Data entries
===============

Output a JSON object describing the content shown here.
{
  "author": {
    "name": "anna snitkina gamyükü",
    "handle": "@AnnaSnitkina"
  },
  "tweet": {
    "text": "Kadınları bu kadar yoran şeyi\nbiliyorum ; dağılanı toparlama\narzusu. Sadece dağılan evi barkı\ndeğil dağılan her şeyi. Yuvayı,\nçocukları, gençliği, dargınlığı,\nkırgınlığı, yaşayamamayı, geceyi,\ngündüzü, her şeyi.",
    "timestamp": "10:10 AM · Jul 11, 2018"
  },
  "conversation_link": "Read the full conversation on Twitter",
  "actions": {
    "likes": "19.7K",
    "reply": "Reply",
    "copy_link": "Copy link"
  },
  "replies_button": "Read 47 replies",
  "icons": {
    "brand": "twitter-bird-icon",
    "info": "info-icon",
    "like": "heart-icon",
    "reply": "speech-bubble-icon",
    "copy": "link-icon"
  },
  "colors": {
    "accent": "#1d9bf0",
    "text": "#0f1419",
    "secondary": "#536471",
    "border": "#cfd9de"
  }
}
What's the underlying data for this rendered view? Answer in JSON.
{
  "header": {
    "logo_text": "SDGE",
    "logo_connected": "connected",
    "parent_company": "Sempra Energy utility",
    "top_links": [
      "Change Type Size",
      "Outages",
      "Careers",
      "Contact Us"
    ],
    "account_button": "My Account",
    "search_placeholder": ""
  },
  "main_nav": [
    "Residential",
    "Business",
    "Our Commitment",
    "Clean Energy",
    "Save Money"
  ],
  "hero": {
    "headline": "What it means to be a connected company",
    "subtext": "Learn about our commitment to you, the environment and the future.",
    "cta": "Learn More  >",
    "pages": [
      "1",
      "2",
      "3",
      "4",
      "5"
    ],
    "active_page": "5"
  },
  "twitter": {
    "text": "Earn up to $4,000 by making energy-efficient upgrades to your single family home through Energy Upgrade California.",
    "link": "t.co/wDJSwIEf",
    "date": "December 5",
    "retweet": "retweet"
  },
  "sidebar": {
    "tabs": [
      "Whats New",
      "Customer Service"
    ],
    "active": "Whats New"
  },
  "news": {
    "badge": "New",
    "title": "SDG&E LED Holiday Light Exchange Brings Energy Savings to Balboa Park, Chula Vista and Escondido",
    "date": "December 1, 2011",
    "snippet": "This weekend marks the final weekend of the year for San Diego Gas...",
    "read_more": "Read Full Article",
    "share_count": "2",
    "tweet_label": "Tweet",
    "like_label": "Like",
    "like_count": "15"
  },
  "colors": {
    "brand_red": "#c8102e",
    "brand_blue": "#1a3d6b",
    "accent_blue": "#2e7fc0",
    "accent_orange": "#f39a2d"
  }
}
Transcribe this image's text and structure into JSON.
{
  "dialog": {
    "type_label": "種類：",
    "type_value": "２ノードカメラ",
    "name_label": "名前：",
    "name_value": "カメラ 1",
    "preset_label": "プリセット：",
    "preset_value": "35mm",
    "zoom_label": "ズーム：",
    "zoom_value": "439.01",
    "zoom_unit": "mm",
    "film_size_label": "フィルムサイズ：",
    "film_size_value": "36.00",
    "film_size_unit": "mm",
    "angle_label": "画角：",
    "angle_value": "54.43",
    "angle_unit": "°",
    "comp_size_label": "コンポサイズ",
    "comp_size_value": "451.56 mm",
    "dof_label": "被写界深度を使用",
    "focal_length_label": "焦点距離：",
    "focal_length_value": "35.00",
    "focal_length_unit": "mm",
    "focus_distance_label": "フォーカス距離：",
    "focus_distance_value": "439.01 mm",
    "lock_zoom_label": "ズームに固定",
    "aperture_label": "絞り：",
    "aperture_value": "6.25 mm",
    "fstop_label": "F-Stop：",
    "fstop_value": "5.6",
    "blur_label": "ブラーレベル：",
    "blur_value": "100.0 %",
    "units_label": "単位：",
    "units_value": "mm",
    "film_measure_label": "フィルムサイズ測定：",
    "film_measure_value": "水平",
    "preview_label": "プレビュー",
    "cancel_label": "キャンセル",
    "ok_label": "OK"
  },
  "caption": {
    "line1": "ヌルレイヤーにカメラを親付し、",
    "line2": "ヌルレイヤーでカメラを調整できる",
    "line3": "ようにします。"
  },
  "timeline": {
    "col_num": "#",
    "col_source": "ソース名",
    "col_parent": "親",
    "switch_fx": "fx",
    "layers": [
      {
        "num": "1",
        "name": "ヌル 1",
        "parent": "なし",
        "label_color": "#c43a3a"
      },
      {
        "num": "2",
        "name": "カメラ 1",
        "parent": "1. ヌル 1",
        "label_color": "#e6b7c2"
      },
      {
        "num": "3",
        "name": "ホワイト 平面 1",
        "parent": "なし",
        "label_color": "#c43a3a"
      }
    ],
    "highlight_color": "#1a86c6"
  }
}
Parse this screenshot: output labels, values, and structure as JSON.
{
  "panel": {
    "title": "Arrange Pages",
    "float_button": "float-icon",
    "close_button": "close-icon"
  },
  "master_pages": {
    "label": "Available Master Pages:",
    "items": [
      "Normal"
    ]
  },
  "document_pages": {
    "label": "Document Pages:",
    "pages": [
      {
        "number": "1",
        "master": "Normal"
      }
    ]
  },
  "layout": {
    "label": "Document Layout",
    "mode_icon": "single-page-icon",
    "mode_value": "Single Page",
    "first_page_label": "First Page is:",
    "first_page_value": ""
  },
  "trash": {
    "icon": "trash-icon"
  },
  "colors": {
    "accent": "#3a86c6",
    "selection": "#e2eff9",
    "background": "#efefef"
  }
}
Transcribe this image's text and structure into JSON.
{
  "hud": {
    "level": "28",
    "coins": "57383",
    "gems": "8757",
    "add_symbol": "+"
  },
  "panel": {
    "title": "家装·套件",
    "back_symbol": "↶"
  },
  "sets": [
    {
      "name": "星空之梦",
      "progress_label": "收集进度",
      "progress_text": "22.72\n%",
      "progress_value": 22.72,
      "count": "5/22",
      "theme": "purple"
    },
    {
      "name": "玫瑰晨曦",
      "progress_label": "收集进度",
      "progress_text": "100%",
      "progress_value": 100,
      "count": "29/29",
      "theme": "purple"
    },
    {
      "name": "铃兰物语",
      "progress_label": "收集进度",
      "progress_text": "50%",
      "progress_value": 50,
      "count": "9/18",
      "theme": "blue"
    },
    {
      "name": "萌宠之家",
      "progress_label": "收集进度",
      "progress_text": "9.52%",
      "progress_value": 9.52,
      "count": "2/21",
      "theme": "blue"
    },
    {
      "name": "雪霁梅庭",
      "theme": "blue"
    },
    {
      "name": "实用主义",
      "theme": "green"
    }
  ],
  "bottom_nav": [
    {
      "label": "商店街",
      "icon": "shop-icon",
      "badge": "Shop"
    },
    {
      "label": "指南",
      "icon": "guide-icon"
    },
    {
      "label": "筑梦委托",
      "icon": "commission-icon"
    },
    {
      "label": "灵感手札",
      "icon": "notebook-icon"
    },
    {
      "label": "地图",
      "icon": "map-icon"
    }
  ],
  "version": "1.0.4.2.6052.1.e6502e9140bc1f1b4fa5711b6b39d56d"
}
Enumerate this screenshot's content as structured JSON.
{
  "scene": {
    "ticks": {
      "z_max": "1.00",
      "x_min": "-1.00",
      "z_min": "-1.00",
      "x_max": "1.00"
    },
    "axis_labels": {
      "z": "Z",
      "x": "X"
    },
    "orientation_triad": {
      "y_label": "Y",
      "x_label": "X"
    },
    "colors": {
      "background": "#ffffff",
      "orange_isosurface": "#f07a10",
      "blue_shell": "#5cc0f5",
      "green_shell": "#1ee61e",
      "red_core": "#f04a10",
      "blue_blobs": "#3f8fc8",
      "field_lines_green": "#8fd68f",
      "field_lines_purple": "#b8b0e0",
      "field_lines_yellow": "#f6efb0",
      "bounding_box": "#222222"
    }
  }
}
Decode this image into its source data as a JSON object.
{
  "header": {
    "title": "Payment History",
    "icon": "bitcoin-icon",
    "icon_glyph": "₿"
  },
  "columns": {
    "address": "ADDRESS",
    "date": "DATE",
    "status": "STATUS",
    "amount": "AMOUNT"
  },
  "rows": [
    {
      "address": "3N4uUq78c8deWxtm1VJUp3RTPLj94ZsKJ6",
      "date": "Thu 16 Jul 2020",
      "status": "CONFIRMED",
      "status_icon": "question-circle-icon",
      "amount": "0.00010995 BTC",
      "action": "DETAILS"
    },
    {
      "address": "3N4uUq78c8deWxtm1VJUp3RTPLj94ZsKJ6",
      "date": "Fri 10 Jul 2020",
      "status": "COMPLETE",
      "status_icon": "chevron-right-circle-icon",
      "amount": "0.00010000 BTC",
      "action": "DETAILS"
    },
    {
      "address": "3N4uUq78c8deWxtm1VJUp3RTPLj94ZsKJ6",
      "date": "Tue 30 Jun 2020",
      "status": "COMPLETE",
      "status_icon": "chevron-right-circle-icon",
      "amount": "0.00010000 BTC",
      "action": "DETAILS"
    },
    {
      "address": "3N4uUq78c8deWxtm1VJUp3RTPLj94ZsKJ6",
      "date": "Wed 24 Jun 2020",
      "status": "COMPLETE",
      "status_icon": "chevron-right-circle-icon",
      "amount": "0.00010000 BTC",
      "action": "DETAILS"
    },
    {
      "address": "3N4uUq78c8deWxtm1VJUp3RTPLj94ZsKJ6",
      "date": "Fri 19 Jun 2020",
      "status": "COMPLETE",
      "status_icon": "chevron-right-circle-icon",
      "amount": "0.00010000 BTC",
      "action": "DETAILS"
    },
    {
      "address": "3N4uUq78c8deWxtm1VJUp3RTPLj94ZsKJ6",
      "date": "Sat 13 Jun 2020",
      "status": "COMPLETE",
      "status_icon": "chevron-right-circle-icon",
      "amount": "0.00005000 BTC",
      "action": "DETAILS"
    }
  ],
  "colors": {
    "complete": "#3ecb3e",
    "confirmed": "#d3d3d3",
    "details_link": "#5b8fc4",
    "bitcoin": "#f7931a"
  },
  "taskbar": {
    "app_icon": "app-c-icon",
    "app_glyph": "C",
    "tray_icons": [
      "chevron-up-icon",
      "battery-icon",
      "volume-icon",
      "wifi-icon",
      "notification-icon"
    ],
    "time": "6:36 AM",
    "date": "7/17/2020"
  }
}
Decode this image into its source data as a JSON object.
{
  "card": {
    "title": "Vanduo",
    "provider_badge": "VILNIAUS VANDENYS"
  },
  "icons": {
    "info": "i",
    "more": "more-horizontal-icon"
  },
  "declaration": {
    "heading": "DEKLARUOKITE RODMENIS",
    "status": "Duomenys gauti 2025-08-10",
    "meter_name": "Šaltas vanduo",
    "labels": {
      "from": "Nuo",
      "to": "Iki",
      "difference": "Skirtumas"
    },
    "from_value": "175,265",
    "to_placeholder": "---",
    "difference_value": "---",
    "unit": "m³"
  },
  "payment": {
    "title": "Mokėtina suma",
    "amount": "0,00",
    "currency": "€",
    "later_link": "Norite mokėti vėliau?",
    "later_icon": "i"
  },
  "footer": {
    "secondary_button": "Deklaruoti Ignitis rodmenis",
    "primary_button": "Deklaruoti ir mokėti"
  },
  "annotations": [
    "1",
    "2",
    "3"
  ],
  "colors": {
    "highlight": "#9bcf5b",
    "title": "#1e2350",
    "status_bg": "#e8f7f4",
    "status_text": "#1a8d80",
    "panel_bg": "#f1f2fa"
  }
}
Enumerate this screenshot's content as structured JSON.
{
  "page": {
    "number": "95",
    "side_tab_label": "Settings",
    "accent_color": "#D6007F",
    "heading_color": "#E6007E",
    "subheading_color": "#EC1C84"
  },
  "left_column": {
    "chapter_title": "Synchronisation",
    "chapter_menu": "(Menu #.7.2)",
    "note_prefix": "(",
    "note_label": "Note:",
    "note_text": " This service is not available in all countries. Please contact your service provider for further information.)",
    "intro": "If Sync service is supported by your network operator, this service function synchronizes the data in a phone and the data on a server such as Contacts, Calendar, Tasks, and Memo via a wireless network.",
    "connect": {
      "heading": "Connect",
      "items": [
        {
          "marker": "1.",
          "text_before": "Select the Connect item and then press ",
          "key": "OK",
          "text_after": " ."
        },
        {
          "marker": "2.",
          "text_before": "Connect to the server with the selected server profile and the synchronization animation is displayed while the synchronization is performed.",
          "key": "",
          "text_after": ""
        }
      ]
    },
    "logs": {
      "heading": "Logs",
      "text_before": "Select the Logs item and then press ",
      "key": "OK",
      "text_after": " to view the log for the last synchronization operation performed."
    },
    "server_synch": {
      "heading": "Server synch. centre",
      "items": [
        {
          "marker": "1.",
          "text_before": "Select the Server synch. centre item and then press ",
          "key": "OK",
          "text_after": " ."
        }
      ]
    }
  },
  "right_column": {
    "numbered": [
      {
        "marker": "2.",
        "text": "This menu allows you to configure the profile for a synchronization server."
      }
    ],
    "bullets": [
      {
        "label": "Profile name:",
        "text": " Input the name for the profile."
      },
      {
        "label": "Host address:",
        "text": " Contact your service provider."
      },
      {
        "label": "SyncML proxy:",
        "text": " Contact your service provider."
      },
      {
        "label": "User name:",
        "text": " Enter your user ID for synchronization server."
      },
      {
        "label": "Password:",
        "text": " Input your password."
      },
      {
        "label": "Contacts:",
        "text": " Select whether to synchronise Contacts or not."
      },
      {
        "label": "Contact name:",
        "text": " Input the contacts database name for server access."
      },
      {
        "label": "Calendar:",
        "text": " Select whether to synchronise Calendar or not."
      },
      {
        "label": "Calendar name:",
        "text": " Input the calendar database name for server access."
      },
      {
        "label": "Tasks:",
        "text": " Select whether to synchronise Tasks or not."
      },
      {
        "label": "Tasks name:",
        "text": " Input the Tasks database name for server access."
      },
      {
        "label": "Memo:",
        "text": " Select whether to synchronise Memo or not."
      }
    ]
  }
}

===============

Which lines hold the word "Tasks"? Return all of them from the records above.

Reply:
    "intro": "If Sync service is supported by your network operator, this service function synchronizes the data in a phone and the data on a server such as Contacts, Calendar, Tasks, and Memo via a wireless network.",
        "label": "Tasks:",
        "text": " Select whether to synchronise Tasks or not."
        "label": "Tasks name:",
        "text": " Input the Tasks database name for server access."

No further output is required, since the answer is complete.